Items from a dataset
•••

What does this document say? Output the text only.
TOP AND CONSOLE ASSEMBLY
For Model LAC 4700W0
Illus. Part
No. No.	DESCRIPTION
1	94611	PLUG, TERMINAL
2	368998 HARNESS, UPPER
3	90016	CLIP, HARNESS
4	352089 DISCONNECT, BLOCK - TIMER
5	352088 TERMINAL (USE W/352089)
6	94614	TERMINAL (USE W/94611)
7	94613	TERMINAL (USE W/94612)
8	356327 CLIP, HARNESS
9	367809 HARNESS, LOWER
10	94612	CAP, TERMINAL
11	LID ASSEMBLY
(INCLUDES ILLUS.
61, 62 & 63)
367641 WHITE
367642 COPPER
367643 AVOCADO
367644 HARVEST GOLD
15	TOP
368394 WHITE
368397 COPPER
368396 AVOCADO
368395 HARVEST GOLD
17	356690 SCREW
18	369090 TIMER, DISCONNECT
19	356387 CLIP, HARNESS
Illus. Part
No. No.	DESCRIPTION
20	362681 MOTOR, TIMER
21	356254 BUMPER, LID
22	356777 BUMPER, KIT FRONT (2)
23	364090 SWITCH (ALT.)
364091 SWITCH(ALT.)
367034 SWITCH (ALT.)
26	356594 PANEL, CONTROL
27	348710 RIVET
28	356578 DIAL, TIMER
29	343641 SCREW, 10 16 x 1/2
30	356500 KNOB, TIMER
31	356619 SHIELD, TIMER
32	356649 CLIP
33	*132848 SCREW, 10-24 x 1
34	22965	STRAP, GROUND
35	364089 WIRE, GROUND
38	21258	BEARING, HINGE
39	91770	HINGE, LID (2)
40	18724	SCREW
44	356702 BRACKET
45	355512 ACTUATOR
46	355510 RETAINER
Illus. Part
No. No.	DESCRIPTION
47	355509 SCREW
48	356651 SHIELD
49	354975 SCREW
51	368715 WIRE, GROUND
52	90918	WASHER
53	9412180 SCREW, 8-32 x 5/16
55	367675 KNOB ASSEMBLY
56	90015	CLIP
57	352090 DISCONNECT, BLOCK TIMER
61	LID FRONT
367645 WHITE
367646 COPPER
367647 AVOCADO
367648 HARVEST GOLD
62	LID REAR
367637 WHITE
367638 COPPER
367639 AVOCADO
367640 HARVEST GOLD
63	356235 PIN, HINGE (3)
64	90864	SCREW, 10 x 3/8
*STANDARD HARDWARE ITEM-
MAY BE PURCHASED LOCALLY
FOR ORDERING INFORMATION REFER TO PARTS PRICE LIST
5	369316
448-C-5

•••

**Brief**
Write out every entry above, word for word.

**Completed exercise**
What does this document say? Output the text only.
TOP AND CONSOLE ASSEMBLY
For Model LAC 4700W0
Illus. Part
No. No.	DESCRIPTION
1	94611	PLUG, TERMINAL
2	368998 HARNESS, UPPER
3	90016	CLIP, HARNESS
4	352089 DISCONNECT, BLOCK - TIMER
5	352088 TERMINAL (USE W/352089)
6	94614	TERMINAL (USE W/94611)
7	94613	TERMINAL (USE W/94612)
8	356327 CLIP, HARNESS
9	367809 HARNESS, LOWER
10	94612	CAP, TERMINAL
11	LID ASSEMBLY
(INCLUDES ILLUS.
61, 62 & 63)
367641 WHITE
367642 COPPER
367643 AVOCADO
367644 HARVEST GOLD
15	TOP
368394 WHITE
368397 COPPER
368396 AVOCADO
368395 HARVEST GOLD
17	356690 SCREW
18	369090 TIMER, DISCONNECT
19	356387 CLIP, HARNESS
Illus. Part
No. No.	DESCRIPTION
20	362681 MOTOR, TIMER
21	356254 BUMPER, LID
22	356777 BUMPER, KIT FRONT (2)
23	364090 SWITCH (ALT.)
364091 SWITCH(ALT.)
367034 SWITCH (ALT.)
26	356594 PANEL, CONTROL
27	348710 RIVET
28	356578 DIAL, TIMER
29	343641 SCREW, 10 16 x 1/2
30	356500 KNOB, TIMER
31	356619 SHIELD, TIMER
32	356649 CLIP
33	*132848 SCREW, 10-24 x 1
34	22965	STRAP, GROUND
35	364089 WIRE, GROUND
38	21258	BEARING, HINGE
39	91770	HINGE, LID (2)
40	18724	SCREW
44	356702 BRACKET
45	355512 ACTUATOR
46	355510 RETAINER
Illus. Part
No. No.	DESCRIPTION
47	355509 SCREW
48	356651 SHIELD
49	354975 SCREW
51	368715 WIRE, GROUND
52	90918	WASHER
53	9412180 SCREW, 8-32 x 5/16
55	367675 KNOB ASSEMBLY
56	90015	CLIP
57	352090 DISCONNECT, BLOCK TIMER
61	LID FRONT
367645 WHITE
367646 COPPER
367647 AVOCADO
367648 HARVEST GOLD
62	LID REAR
367637 WHITE
367638 COPPER
367639 AVOCADO
367640 HARVEST GOLD
63	356235 PIN, HINGE (3)
64	90864	SCREW, 10 x 3/8
*STANDARD HARDWARE ITEM-
MAY BE PURCHASED LOCALLY
FOR ORDERING INFORMATION REFER TO PARTS PRICE LIST
5	369316
448-C-5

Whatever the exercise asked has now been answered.